[What the task asks] Could you transcribe the material below exactly, without leaving out a single line?

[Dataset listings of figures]

|---|

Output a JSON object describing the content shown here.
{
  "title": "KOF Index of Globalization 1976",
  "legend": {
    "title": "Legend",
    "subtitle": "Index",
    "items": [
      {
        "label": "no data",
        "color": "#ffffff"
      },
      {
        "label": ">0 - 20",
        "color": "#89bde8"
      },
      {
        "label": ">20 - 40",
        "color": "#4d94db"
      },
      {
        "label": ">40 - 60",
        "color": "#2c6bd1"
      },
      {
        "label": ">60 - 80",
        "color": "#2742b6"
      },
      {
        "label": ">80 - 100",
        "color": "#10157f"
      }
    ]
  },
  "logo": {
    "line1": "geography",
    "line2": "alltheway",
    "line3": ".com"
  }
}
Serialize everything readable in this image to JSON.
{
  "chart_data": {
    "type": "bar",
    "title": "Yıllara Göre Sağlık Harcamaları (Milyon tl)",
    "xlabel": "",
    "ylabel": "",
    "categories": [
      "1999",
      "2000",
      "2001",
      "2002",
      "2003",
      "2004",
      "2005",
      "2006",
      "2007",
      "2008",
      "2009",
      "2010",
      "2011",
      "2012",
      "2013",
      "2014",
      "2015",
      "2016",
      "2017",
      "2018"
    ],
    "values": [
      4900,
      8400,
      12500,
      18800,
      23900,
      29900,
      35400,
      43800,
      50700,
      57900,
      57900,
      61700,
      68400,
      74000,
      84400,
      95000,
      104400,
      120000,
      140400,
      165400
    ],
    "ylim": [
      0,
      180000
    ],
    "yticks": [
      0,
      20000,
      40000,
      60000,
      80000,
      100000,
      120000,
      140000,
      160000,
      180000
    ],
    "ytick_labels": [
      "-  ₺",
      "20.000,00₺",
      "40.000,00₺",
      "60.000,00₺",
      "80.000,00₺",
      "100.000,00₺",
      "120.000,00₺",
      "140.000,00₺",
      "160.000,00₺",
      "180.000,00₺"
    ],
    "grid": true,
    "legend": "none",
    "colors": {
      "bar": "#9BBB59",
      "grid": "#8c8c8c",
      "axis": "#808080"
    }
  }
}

|---|

[Result of this exercise]
Output a JSON object describing the content shown here.
{
  "title": "KOF Index of Globalization 1976",
  "legend": {
    "title": "Legend",
    "subtitle": "Index",
    "items": [
      {
        "label": "no data",
        "color": "#ffffff"
      },
      {
        "label": ">0 - 20",
        "color": "#89bde8"
      },
      {
        "label": ">20 - 40",
        "color": "#4d94db"
      },
      {
        "label": ">40 - 60",
        "color": "#2c6bd1"
      },
      {
        "label": ">60 - 80",
        "color": "#2742b6"
      },
      {
        "label": ">80 - 100",
        "color": "#10157f"
      }
    ]
  },
  "logo": {
    "line1": "geography",
    "line2": "alltheway",
    "line3": ".com"
  }
}
Serialize everything readable in this image to JSON.
{
  "chart_data": {
    "type": "bar",
    "title": "Yıllara Göre Sağlık Harcamaları (Milyon tl)",
    "xlabel": "",
    "ylabel": "",
    "categories": [
      "1999",
      "2000",
      "2001",
      "2002",
      "2003",
      "2004",
      "2005",
      "2006",
      "2007",
      "2008",
      "2009",
      "2010",
      "2011",
      "2012",
      "2013",
      "2014",
      "2015",
      "2016",
      "2017",
      "2018"
    ],
    "values": [
      4900,
      8400,
      12500,
      18800,
      23900,
      29900,
      35400,
      43800,
      50700,
      57900,
      57900,
      61700,
      68400,
      74000,
      84400,
      95000,
      104400,
      120000,
      140400,
      165400
    ],
    "ylim": [
      0,
      180000
    ],
    "yticks": [
      0,
      20000,
      40000,
      60000,
      80000,
      100000,
      120000,
      140000,
      160000,
      180000
    ],
    "ytick_labels": [
      "-  ₺",
      "20.000,00₺",
      "40.000,00₺",
      "60.000,00₺",
      "80.000,00₺",
      "100.000,00₺",
      "120.000,00₺",
      "140.000,00₺",
      "160.000,00₺",
      "180.000,00₺"
    ],
    "grid": true,
    "legend": "none",
    "colors": {
      "bar": "#9BBB59",
      "grid": "#8c8c8c",
      "axis": "#808080"
    }
  }
}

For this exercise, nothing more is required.